**Short problem:** Extract each line from the entries below that has the string "shortcut" in it.

____________________

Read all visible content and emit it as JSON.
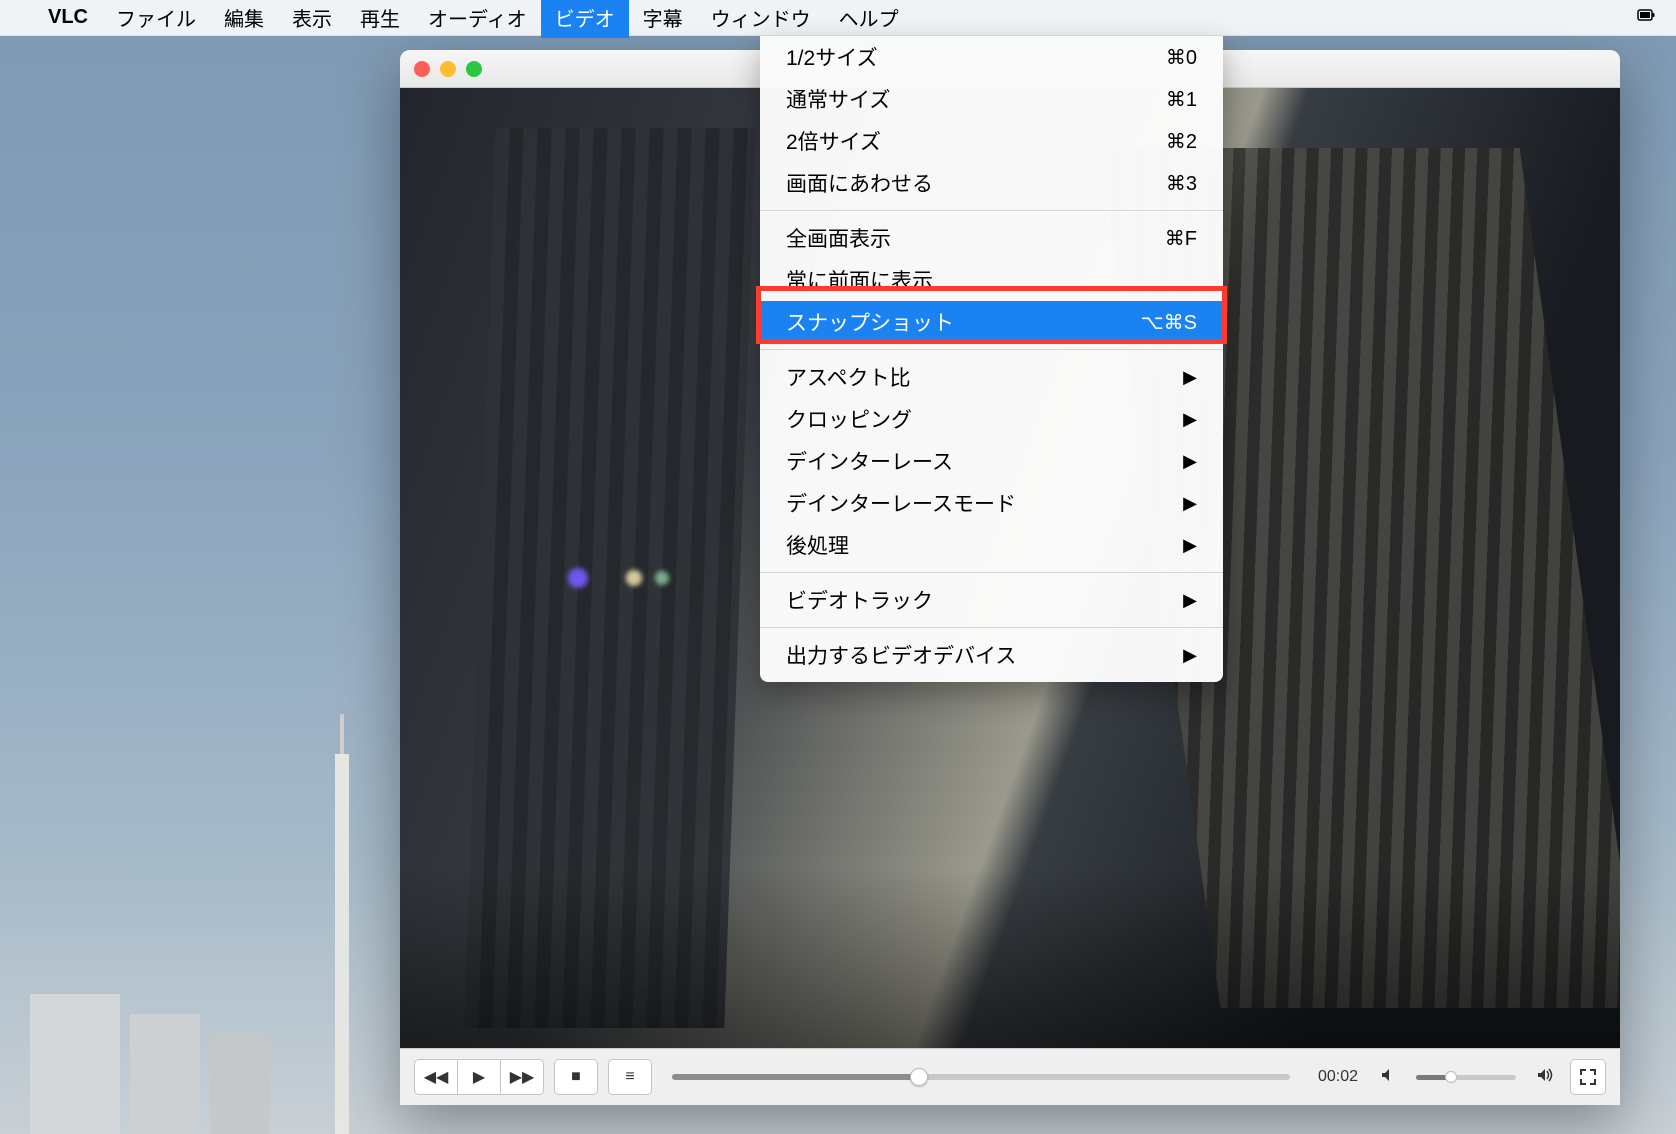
{
  "menubar": {
    "app": "VLC",
    "items": [
      "ファイル",
      "編集",
      "表示",
      "再生",
      "オーディオ",
      "ビデオ",
      "字幕",
      "ウィンドウ",
      "ヘルプ"
    ],
    "active_index": 5
  },
  "dropdown": {
    "groups": [
      [
        {
          "label": "1/2サイズ",
          "shortcut": "⌘0"
        },
        {
          "label": "通常サイズ",
          "shortcut": "⌘1"
        },
        {
          "label": "2倍サイズ",
          "shortcut": "⌘2"
        },
        {
          "label": "画面にあわせる",
          "shortcut": "⌘3"
        }
      ],
      [
        {
          "label": "全画面表示",
          "shortcut": "⌘F"
        },
        {
          "label": "常に前面に表示",
          "shortcut": ""
        },
        {
          "label": "スナップショット",
          "shortcut": "⌥⌘S",
          "highlight": true
        }
      ],
      [
        {
          "label": "アスペクト比",
          "submenu": true
        },
        {
          "label": "クロッピング",
          "submenu": true
        },
        {
          "label": "デインターレース",
          "submenu": true
        },
        {
          "label": "デインターレースモード",
          "submenu": true
        },
        {
          "label": "後処理",
          "submenu": true
        }
      ],
      [
        {
          "label": "ビデオトラック",
          "submenu": true
        }
      ],
      [
        {
          "label": "出力するビデオデバイス",
          "submenu": true
        }
      ]
    ]
  },
  "player": {
    "time": "00:02"
  }
}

____________________

**Result of the exercise:**
          "shortcut": "⌘0"
          "shortcut": "⌘1"
          "shortcut": "⌘2"
          "shortcut": "⌘3"
          "shortcut": "⌘F"
          "shortcut": ""
          "shortcut": "⌥⌘S",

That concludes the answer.